(Data items)
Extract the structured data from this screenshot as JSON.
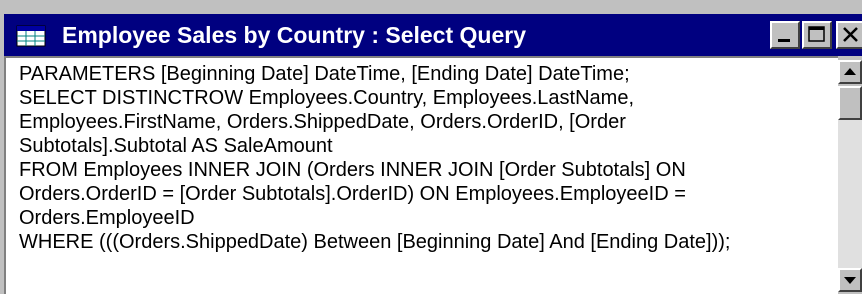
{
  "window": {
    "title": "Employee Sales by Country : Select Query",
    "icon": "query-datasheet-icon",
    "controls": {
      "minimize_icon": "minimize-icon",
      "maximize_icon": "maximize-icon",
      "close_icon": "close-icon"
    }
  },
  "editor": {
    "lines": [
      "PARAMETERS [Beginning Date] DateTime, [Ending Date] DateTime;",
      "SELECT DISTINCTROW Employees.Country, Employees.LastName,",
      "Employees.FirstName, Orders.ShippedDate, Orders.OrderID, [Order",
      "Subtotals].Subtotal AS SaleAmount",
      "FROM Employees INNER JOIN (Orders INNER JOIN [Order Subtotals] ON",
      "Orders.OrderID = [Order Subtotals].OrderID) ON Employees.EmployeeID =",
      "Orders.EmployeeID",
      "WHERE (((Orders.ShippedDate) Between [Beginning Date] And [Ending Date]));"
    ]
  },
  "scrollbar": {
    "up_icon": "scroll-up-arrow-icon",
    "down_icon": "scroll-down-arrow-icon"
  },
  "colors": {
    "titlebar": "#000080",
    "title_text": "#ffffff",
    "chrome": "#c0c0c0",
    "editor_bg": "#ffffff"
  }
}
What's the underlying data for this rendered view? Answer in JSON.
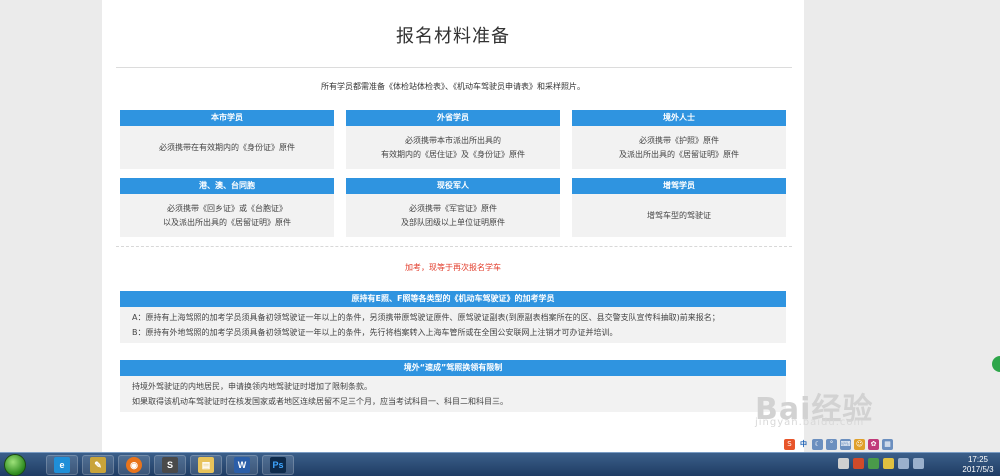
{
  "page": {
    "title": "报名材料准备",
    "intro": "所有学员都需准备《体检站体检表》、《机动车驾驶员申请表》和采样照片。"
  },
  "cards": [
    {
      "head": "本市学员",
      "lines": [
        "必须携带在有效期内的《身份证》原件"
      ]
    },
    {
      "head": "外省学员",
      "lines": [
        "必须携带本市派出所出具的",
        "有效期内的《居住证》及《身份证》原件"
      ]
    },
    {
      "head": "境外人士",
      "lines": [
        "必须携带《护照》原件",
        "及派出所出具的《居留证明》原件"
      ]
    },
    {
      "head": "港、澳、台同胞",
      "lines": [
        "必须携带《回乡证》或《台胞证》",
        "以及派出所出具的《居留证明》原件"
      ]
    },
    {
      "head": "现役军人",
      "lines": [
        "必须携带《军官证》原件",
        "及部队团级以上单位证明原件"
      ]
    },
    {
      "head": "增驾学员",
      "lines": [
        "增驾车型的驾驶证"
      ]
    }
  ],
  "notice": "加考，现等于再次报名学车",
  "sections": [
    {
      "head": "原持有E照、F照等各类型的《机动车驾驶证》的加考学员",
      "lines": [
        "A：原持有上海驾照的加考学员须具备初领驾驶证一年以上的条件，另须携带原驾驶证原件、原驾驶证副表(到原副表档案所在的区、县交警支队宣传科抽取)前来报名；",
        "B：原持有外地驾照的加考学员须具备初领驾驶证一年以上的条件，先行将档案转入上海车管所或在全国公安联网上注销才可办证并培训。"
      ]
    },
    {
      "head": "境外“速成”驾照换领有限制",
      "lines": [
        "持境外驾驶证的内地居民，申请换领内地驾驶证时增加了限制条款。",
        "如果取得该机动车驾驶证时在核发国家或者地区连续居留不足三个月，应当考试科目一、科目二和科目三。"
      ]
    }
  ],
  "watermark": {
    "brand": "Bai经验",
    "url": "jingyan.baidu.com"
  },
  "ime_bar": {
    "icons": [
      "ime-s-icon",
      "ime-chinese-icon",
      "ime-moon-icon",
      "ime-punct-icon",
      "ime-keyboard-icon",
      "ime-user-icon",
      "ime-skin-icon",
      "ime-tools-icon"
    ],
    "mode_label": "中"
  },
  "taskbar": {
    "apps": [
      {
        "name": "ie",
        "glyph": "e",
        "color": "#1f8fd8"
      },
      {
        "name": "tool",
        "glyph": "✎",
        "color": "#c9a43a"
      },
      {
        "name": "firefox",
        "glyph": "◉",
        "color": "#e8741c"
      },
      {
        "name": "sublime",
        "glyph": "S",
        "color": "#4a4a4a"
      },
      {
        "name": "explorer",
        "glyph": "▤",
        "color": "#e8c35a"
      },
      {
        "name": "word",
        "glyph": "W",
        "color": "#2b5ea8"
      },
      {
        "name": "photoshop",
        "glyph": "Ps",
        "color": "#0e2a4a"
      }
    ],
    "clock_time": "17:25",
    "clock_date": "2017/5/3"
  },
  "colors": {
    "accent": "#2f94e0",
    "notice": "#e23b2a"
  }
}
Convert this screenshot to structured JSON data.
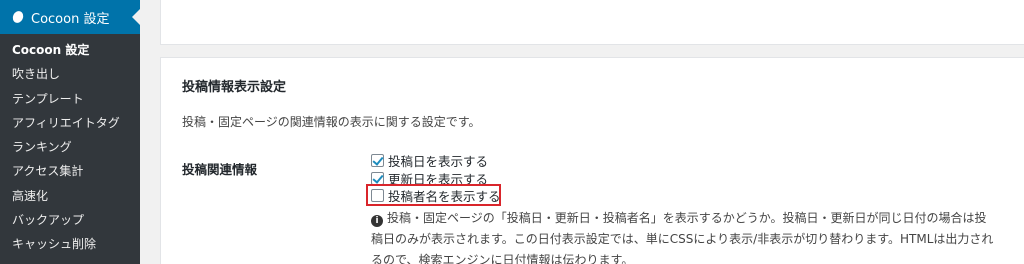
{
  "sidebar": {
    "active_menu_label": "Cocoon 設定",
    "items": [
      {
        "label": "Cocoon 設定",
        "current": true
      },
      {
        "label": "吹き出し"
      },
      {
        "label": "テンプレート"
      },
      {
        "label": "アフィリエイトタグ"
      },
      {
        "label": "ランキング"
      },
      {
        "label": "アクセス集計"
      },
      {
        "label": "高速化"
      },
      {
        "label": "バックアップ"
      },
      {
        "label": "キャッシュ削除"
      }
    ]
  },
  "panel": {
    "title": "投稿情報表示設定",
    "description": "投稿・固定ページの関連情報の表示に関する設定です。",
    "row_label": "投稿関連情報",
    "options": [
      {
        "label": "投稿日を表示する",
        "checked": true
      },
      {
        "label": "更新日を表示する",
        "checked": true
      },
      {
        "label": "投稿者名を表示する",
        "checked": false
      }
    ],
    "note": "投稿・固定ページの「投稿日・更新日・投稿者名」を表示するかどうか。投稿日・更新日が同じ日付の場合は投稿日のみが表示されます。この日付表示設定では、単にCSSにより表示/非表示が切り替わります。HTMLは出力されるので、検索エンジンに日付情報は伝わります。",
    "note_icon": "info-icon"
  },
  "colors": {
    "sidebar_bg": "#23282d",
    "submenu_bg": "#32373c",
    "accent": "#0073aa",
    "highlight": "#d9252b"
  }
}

• _GIVEN INSTRUCTION_: Copy the records exactly as they appear, excluding images.

• _ANSWER TO THE EXERCISE_:
Extract the structured data from this screenshot as JSON.
{
  "window": {
    "title": "Employee Sales by Country : Select Query",
    "icon": "query-datasheet-icon",
    "controls": {
      "minimize_icon": "minimize-icon",
      "maximize_icon": "maximize-icon",
      "close_icon": "close-icon"
    }
  },
  "editor": {
    "lines": [
      "PARAMETERS [Beginning Date] DateTime, [Ending Date] DateTime;",
      "SELECT DISTINCTROW Employees.Country, Employees.LastName,",
      "Employees.FirstName, Orders.ShippedDate, Orders.OrderID, [Order",
      "Subtotals].Subtotal AS SaleAmount",
      "FROM Employees INNER JOIN (Orders INNER JOIN [Order Subtotals] ON",
      "Orders.OrderID = [Order Subtotals].OrderID) ON Employees.EmployeeID =",
      "Orders.EmployeeID",
      "WHERE (((Orders.ShippedDate) Between [Beginning Date] And [Ending Date]));"
    ]
  },
  "scrollbar": {
    "up_icon": "scroll-up-arrow-icon",
    "down_icon": "scroll-down-arrow-icon"
  },
  "colors": {
    "titlebar": "#000080",
    "title_text": "#ffffff",
    "chrome": "#c0c0c0",
    "editor_bg": "#ffffff"
  }
}
What's the underlying data for this rendered view? Answer in JSON.
{
  "page": {
    "title": "报名材料准备",
    "intro": "所有学员都需准备《体检站体检表》、《机动车驾驶员申请表》和采样照片。"
  },
  "cards": [
    {
      "head": "本市学员",
      "lines": [
        "必须携带在有效期内的《身份证》原件"
      ]
    },
    {
      "head": "外省学员",
      "lines": [
        "必须携带本市派出所出具的",
        "有效期内的《居住证》及《身份证》原件"
      ]
    },
    {
      "head": "境外人士",
      "lines": [
        "必须携带《护照》原件",
        "及派出所出具的《居留证明》原件"
      ]
    },
    {
      "head": "港、澳、台同胞",
      "lines": [
        "必须携带《回乡证》或《台胞证》",
        "以及派出所出具的《居留证明》原件"
      ]
    },
    {
      "head": "现役军人",
      "lines": [
        "必须携带《军官证》原件",
        "及部队团级以上单位证明原件"
      ]
    },
    {
      "head": "增驾学员",
      "lines": [
        "增驾车型的驾驶证"
      ]
    }
  ],
  "notice": "加考，现等于再次报名学车",
  "sections": [
    {
      "head": "原持有E照、F照等各类型的《机动车驾驶证》的加考学员",
      "lines": [
        "A：原持有上海驾照的加考学员须具备初领驾驶证一年以上的条件，另须携带原驾驶证原件、原驾驶证副表(到原副表档案所在的区、县交警支队宣传科抽取)前来报名；",
        "B：原持有外地驾照的加考学员须具备初领驾驶证一年以上的条件，先行将档案转入上海车管所或在全国公安联网上注销才可办证并培训。"
      ]
    },
    {
      "head": "境外“速成”驾照换领有限制",
      "lines": [
        "持境外驾驶证的内地居民，申请换领内地驾驶证时增加了限制条款。",
        "如果取得该机动车驾驶证时在核发国家或者地区连续居留不足三个月，应当考试科目一、科目二和科目三。"
      ]
    }
  ],
  "watermark": {
    "brand": "Bai经验",
    "url": "jingyan.baidu.com"
  },
  "ime_bar": {
    "icons": [
      "ime-s-icon",
      "ime-chinese-icon",
      "ime-moon-icon",
      "ime-punct-icon",
      "ime-keyboard-icon",
      "ime-user-icon",
      "ime-skin-icon",
      "ime-tools-icon"
    ],
    "mode_label": "中"
  },
  "taskbar": {
    "apps": [
      {
        "name": "ie",
        "glyph": "e",
        "color": "#1f8fd8"
      },
      {
        "name": "tool",
        "glyph": "✎",
        "color": "#c9a43a"
      },
      {
        "name": "firefox",
        "glyph": "◉",
        "color": "#e8741c"
      },
      {
        "name": "sublime",
        "glyph": "S",
        "color": "#4a4a4a"
      },
      {
        "name": "explorer",
        "glyph": "▤",
        "color": "#e8c35a"
      },
      {
        "name": "word",
        "glyph": "W",
        "color": "#2b5ea8"
      },
      {
        "name": "photoshop",
        "glyph": "Ps",
        "color": "#0e2a4a"
      }
    ],
    "clock_time": "17:25",
    "clock_date": "2017/5/3"
  },
  "colors": {
    "accent": "#2f94e0",
    "notice": "#e23b2a"
  }
}
Convert this screenshot to structured JSON data.
{
  "sidebar": {
    "active_menu_label": "Cocoon 設定",
    "items": [
      {
        "label": "Cocoon 設定",
        "current": true
      },
      {
        "label": "吹き出し"
      },
      {
        "label": "テンプレート"
      },
      {
        "label": "アフィリエイトタグ"
      },
      {
        "label": "ランキング"
      },
      {
        "label": "アクセス集計"
      },
      {
        "label": "高速化"
      },
      {
        "label": "バックアップ"
      },
      {
        "label": "キャッシュ削除"
      }
    ]
  },
  "panel": {
    "title": "投稿情報表示設定",
    "description": "投稿・固定ページの関連情報の表示に関する設定です。",
    "row_label": "投稿関連情報",
    "options": [
      {
        "label": "投稿日を表示する",
        "checked": true
      },
      {
        "label": "更新日を表示する",
        "checked": true
      },
      {
        "label": "投稿者名を表示する",
        "checked": false
      }
    ],
    "note": "投稿・固定ページの「投稿日・更新日・投稿者名」を表示するかどうか。投稿日・更新日が同じ日付の場合は投稿日のみが表示されます。この日付表示設定では、単にCSSにより表示/非表示が切り替わります。HTMLは出力されるので、検索エンジンに日付情報は伝わります。",
    "note_icon": "info-icon"
  },
  "colors": {
    "sidebar_bg": "#23282d",
    "submenu_bg": "#32373c",
    "accent": "#0073aa",
    "highlight": "#d9252b"
  }
}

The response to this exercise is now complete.